Take every line from the material that has the word "false" in it.

┌─ Material provided

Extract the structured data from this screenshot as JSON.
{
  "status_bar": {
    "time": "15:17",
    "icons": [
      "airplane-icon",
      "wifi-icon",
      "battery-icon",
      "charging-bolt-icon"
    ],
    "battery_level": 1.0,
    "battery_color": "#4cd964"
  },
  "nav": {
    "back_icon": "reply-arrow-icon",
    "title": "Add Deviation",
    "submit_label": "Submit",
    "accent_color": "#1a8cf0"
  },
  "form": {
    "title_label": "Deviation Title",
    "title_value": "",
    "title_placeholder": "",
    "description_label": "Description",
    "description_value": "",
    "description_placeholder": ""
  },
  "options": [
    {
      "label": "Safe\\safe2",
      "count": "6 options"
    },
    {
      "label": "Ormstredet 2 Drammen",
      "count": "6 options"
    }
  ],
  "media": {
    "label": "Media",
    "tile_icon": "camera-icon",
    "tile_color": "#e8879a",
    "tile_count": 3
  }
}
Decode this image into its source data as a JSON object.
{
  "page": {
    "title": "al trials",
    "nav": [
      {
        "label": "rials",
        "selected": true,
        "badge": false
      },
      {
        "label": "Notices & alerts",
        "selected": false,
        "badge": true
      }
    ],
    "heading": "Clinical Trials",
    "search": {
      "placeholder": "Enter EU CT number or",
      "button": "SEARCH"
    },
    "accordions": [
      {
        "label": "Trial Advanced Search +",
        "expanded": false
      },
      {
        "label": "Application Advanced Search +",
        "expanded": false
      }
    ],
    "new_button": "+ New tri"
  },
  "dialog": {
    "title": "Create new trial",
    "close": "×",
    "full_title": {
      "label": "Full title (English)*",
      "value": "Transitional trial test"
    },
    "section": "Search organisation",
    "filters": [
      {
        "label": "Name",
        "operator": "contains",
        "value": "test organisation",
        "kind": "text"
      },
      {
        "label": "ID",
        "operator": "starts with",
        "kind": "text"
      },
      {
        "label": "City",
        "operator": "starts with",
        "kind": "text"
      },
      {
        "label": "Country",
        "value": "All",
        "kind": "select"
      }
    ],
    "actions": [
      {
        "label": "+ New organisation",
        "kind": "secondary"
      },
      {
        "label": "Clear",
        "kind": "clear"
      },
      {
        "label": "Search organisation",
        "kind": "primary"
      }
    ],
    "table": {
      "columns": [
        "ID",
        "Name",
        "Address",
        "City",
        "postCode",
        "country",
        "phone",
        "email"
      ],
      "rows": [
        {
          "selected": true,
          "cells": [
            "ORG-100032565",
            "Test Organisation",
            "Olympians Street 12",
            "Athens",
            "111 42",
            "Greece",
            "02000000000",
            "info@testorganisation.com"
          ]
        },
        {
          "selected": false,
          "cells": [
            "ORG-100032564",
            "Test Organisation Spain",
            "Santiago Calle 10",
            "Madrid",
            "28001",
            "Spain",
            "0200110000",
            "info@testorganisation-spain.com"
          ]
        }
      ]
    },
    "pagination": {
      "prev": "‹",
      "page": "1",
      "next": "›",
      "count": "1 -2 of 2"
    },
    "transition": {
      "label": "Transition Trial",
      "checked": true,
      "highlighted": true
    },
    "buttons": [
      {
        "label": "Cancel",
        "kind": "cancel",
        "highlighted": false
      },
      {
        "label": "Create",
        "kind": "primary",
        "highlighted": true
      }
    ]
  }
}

└─
┌─ Material provided

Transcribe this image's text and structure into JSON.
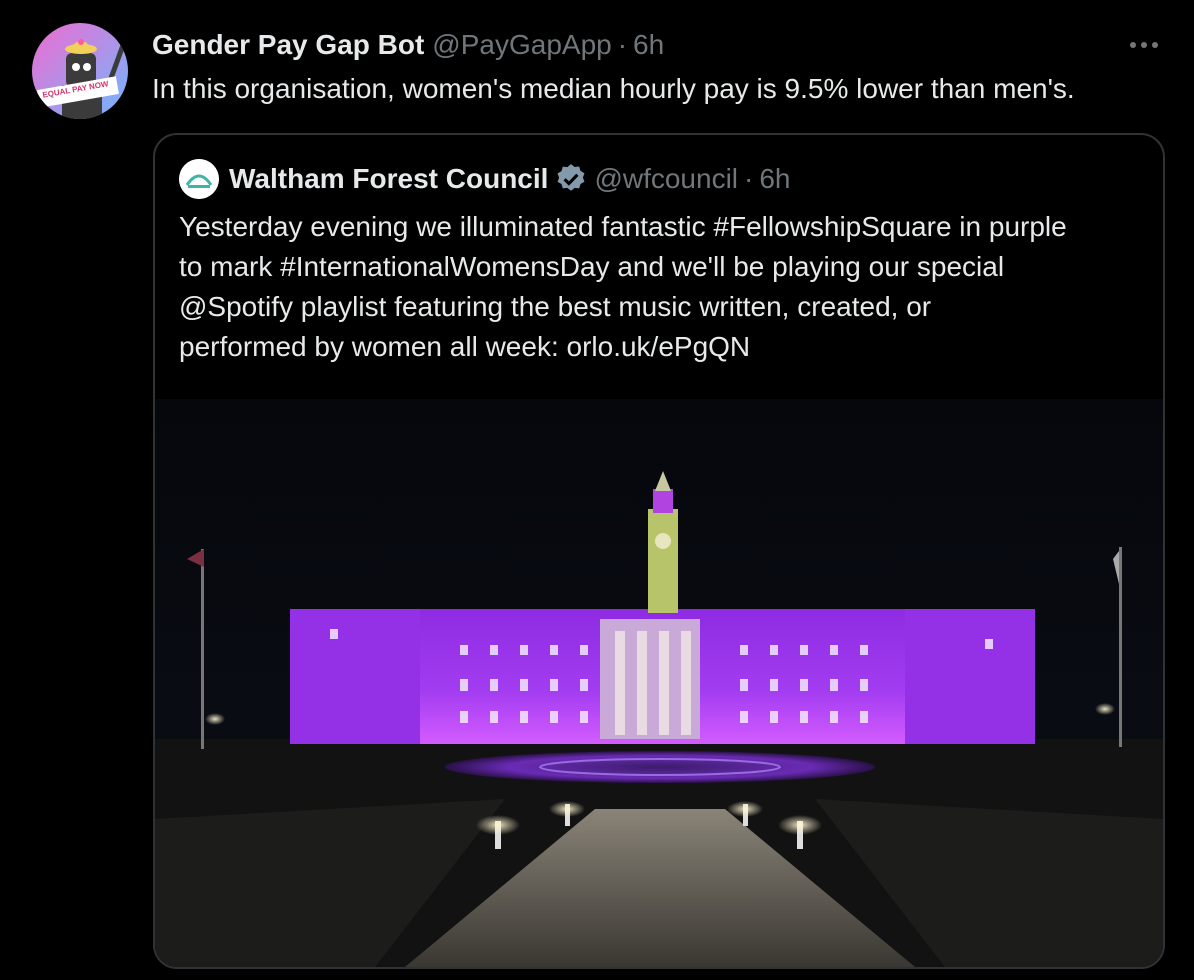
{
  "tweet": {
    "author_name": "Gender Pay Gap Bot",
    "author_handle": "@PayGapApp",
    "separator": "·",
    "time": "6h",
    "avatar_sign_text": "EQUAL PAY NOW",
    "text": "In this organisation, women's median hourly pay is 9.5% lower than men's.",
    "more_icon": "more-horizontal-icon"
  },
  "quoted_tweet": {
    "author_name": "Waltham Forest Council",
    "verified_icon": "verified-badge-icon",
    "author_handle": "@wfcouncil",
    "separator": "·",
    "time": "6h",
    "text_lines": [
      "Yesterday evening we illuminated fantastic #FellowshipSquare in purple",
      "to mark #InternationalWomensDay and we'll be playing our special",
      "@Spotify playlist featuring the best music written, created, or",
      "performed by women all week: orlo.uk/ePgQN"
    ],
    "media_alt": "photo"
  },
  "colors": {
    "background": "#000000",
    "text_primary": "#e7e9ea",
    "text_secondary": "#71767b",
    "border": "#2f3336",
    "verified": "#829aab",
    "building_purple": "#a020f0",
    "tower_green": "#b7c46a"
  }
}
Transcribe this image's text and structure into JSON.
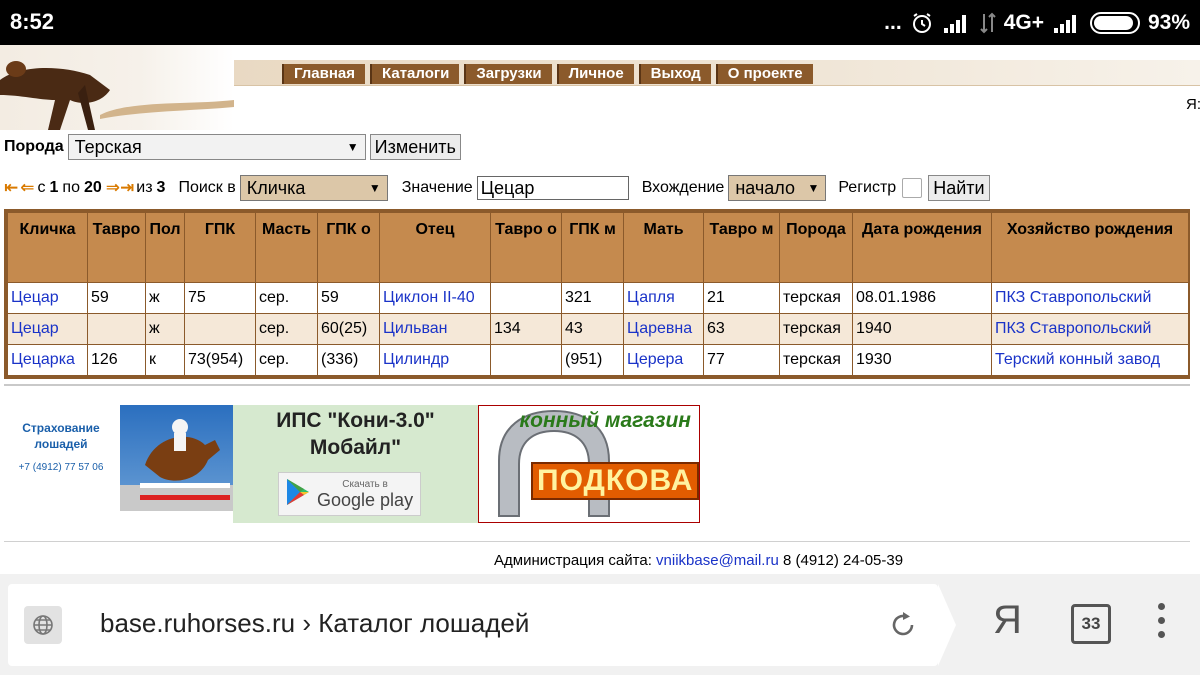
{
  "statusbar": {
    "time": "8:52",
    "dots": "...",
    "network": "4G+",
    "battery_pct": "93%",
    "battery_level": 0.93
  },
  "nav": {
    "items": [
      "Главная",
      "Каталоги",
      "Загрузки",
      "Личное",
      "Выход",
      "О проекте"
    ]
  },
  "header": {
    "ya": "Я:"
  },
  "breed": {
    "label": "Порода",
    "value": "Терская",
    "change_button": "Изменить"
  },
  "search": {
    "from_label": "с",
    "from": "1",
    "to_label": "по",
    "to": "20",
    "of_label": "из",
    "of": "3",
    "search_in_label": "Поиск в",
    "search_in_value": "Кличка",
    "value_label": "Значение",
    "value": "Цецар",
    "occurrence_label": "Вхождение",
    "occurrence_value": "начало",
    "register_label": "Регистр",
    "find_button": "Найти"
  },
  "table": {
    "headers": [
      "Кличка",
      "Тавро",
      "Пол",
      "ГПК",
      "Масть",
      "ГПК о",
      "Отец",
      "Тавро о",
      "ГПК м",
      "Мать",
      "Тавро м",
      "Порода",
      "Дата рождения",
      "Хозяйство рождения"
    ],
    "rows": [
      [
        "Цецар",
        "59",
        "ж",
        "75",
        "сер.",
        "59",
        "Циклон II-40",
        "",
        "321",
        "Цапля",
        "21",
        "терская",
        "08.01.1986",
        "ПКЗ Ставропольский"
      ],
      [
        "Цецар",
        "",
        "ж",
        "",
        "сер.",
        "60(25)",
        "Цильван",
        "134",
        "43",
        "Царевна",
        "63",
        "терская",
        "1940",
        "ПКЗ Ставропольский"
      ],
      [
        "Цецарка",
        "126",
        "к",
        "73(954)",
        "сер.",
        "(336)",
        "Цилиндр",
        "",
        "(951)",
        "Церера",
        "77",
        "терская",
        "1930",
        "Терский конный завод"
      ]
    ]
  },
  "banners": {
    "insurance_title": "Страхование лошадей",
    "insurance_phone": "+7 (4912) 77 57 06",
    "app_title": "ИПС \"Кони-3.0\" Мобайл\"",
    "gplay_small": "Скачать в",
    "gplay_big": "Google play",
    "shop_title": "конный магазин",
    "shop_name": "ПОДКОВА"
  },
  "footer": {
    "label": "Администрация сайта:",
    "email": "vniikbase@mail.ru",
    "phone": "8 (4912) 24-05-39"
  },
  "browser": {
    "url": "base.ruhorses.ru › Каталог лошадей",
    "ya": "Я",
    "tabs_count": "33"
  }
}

└─

Result of this task:
        "badge": false
        "selected": false,
        "expanded": false
        "expanded": false
          "selected": false,
        "highlighted": false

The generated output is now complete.